◆ INFORMATION SUPPLIED

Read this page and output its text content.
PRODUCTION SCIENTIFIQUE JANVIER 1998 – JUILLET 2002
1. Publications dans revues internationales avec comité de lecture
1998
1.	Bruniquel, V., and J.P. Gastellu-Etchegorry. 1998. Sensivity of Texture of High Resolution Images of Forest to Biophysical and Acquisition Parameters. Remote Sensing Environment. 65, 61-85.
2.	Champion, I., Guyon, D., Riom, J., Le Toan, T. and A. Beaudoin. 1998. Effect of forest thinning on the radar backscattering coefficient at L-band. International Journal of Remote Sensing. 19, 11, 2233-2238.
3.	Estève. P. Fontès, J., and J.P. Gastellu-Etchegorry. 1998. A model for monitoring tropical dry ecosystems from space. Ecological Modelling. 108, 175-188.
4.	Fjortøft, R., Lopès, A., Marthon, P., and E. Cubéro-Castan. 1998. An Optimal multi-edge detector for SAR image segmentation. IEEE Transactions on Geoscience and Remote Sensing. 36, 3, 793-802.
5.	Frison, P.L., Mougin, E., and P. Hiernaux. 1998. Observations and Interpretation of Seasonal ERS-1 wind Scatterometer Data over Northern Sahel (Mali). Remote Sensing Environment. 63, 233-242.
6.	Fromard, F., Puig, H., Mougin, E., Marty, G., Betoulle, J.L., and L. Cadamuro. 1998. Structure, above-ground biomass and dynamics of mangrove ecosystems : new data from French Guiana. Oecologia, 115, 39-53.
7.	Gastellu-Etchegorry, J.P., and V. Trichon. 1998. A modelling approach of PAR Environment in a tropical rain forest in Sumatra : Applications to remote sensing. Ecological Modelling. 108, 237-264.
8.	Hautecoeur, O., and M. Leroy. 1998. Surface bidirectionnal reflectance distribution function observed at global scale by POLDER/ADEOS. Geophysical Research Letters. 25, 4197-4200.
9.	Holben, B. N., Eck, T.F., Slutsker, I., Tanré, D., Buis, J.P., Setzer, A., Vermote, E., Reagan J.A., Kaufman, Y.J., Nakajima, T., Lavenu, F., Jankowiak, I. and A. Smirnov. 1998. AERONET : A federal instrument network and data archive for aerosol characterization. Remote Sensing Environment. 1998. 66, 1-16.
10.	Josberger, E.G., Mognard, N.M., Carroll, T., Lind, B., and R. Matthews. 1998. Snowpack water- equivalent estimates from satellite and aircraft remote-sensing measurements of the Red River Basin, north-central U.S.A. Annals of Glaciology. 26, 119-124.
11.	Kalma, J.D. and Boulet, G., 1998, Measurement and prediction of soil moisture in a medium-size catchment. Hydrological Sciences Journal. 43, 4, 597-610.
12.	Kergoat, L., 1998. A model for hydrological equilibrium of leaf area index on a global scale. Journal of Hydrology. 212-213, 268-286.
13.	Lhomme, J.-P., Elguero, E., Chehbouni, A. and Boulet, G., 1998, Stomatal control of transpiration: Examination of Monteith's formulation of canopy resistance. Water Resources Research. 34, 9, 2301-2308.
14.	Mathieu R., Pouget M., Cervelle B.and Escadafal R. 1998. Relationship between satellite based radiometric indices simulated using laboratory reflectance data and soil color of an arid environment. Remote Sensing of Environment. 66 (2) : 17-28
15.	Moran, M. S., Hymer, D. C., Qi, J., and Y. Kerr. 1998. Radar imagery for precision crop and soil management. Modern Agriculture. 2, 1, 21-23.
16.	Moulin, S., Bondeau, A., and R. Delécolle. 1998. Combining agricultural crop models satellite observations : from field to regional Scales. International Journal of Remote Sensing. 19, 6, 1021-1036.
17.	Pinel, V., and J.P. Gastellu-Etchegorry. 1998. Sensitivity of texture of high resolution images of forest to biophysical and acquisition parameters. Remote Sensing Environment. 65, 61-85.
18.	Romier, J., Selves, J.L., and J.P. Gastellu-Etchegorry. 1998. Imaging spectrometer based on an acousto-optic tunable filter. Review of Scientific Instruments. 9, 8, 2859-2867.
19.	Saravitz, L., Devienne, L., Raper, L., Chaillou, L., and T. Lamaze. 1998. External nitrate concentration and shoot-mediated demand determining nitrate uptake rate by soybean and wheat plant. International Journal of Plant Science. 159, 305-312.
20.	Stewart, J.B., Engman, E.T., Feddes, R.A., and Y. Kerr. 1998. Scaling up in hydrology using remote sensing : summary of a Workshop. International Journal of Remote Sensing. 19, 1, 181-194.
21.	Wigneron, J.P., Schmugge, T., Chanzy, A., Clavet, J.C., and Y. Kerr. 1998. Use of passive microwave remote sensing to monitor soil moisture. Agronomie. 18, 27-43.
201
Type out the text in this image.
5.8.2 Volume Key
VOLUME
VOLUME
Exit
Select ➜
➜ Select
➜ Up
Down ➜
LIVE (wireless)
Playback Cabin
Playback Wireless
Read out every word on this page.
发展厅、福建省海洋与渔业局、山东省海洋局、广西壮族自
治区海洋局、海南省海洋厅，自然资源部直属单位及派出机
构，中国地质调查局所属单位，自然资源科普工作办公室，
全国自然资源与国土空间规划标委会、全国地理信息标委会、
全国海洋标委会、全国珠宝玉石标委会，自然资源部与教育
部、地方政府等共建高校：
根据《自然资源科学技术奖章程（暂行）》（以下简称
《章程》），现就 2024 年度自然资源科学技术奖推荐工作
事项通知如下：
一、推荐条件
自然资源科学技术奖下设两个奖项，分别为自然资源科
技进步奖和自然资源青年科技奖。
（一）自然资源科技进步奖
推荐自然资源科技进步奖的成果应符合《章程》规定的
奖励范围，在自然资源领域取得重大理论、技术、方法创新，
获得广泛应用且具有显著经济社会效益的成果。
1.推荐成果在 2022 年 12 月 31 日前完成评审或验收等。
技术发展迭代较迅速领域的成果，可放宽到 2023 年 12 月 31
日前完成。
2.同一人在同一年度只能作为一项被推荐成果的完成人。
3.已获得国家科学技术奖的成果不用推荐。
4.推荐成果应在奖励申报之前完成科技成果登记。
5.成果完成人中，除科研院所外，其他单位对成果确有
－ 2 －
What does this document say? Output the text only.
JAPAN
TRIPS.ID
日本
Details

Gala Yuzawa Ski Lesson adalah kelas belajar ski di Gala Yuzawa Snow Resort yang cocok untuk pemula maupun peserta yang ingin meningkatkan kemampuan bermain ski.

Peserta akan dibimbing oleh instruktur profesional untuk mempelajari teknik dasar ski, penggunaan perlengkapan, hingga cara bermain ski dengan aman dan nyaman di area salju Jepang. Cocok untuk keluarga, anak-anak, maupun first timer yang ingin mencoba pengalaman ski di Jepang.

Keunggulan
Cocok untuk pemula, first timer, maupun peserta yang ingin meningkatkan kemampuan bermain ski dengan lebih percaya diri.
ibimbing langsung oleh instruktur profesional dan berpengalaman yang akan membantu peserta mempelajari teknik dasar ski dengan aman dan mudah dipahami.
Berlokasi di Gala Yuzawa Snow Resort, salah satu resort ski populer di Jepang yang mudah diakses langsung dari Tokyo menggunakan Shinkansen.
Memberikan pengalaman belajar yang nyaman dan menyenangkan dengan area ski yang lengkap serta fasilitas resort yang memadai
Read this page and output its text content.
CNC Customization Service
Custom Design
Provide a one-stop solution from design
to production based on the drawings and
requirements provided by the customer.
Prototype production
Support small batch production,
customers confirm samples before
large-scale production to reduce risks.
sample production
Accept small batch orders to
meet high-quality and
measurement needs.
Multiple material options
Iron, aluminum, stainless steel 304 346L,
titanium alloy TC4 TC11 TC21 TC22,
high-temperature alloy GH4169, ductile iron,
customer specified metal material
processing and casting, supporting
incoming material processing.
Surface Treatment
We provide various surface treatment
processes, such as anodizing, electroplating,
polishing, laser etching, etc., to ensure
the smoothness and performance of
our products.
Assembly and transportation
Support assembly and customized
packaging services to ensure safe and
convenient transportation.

◆ EXERCISE DIRECTIONS
Copy all the lines above that hold the string "tropical".

◆ RESPONSE
3.	Estève. P. Fontès, J., and J.P. Gastellu-Etchegorry. 1998. A model for monitoring tropical dry ecosystems from space. Ecological Modelling. 108, 175-188.
7.	Gastellu-Etchegorry, J.P., and V. Trichon. 1998. A modelling approach of PAR Environment in a tropical rain forest in Sumatra : Applications to remote sensing. Ecological Modelling. 108, 237-264.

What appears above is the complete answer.